DO THIS: Select every line containing the word "name" from the material, and copy those lines.

--- LISTED RECORDS ---

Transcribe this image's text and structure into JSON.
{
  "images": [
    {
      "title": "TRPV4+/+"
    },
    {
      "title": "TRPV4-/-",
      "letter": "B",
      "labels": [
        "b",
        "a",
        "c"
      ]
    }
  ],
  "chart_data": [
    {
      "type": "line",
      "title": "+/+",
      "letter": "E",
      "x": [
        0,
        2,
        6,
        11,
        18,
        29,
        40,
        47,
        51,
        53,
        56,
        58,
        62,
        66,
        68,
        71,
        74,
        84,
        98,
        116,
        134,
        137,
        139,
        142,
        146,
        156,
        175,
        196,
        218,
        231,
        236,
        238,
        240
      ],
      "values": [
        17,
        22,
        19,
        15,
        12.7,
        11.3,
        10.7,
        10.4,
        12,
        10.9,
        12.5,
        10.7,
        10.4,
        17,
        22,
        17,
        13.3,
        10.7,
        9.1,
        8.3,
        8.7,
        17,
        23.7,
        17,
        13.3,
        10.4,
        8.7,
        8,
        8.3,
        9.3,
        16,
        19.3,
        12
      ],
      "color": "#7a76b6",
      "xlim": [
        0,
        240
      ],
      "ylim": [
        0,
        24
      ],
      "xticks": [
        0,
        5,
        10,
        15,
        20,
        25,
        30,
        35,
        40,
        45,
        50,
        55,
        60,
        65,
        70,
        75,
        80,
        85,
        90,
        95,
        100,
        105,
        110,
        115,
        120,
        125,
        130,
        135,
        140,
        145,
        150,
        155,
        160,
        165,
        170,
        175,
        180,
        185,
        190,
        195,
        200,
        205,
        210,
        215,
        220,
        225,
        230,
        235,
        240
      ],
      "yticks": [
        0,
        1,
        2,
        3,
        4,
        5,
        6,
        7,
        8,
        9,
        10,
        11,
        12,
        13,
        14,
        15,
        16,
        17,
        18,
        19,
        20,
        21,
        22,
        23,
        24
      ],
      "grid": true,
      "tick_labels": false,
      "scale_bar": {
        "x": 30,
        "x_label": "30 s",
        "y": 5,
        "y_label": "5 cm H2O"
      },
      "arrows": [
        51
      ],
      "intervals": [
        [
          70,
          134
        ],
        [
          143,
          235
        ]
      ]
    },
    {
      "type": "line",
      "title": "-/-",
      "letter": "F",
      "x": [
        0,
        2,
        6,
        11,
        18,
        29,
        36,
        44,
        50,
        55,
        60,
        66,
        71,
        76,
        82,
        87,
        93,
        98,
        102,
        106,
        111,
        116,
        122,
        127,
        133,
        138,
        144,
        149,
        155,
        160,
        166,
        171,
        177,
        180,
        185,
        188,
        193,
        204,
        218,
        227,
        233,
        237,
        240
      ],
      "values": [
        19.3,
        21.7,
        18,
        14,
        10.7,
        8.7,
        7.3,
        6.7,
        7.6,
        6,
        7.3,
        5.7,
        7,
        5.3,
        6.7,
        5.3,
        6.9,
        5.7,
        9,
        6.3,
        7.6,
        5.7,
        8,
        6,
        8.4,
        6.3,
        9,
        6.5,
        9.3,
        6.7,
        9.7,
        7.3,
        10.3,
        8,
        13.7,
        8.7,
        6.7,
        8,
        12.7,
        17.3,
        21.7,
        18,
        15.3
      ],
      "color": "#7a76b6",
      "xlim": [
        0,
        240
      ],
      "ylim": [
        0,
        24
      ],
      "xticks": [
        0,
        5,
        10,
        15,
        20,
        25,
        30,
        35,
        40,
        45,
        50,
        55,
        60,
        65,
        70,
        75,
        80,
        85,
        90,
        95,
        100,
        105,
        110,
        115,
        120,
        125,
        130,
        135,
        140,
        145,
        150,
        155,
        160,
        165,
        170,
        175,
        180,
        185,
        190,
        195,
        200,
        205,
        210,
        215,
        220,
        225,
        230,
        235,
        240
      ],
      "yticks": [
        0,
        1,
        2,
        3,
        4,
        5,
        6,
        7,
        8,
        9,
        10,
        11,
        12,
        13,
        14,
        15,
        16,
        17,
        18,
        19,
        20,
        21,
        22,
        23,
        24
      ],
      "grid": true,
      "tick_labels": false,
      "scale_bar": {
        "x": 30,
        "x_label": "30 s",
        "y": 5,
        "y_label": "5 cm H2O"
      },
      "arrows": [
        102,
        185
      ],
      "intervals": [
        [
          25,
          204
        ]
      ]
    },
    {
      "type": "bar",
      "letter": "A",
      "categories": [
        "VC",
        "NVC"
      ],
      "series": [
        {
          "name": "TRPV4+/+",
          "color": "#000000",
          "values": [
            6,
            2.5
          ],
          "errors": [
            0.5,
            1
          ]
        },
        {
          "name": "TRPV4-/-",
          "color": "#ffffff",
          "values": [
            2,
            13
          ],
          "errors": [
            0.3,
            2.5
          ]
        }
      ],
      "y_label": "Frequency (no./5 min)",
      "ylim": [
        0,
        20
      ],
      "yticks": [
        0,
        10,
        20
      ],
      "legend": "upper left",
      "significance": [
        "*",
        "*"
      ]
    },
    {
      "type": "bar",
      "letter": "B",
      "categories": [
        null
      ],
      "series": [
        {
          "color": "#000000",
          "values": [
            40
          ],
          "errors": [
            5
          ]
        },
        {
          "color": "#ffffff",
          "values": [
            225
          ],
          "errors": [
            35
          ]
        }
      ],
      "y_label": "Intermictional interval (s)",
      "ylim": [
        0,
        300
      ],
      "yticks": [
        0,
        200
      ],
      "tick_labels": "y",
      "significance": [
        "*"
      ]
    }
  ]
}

---
--- LISTED RECORDS ---

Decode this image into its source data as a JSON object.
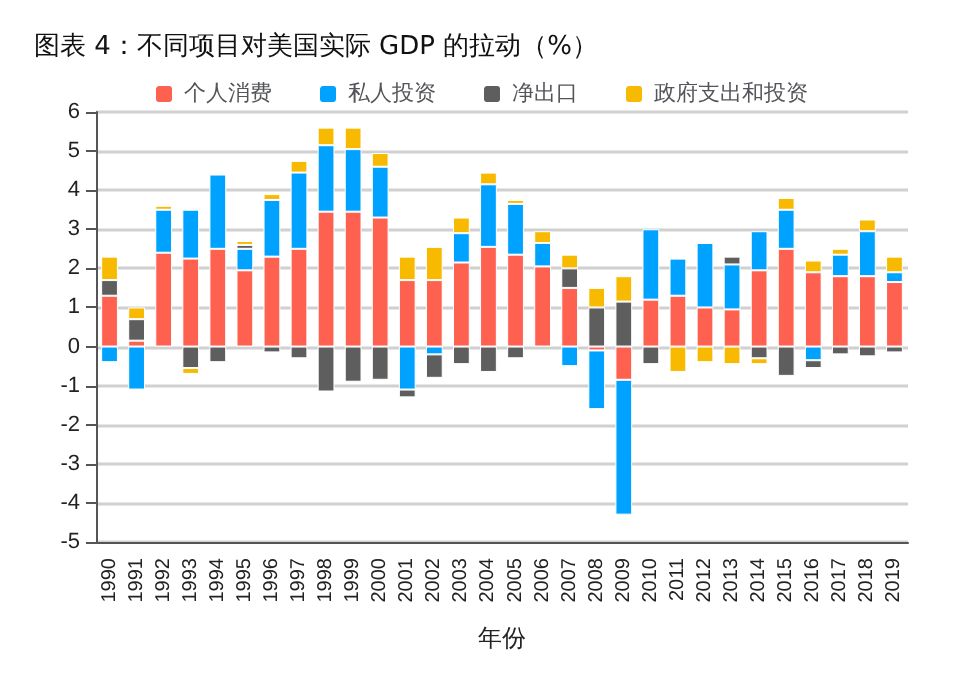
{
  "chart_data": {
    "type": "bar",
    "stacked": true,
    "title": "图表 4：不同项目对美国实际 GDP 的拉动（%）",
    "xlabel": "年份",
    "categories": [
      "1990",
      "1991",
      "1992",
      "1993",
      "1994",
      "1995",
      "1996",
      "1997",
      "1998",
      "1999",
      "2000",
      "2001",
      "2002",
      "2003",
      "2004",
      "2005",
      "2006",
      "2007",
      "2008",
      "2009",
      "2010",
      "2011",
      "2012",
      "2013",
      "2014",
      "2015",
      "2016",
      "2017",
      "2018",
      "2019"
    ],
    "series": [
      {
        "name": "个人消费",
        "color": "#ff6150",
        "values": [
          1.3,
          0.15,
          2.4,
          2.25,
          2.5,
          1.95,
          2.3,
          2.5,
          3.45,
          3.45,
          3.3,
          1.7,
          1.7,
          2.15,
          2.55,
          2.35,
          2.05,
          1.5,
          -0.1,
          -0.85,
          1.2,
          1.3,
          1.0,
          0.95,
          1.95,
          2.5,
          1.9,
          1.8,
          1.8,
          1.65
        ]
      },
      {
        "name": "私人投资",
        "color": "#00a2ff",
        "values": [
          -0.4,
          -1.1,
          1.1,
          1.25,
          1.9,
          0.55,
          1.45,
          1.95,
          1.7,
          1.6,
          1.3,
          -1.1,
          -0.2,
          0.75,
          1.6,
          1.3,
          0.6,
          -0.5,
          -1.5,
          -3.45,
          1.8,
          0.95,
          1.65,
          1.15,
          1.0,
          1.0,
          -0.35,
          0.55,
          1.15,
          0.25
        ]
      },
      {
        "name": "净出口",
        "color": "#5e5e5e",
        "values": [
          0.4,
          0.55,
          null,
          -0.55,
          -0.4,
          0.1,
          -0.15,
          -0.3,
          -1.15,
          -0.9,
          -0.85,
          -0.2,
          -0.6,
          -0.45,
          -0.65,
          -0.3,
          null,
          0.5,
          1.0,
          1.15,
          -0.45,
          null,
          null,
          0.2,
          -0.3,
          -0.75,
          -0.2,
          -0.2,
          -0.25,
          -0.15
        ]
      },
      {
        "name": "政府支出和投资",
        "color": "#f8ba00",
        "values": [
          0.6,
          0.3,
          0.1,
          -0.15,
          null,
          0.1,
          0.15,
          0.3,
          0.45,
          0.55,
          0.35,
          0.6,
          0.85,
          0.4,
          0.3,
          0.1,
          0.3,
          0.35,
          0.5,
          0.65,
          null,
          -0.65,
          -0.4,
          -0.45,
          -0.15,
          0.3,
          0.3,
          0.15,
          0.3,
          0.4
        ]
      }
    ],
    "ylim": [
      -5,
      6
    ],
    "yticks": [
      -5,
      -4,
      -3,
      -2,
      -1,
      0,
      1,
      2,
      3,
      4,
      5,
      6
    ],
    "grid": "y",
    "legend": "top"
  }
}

---

ANSWER FOR THE TASK:
          "name": "TRPV4+/+",
          "name": "TRPV4-/-",
        "name": "个人消费",
        "name": "私人投资",
        "name": "净出口",
        "name": "政府支出和投资",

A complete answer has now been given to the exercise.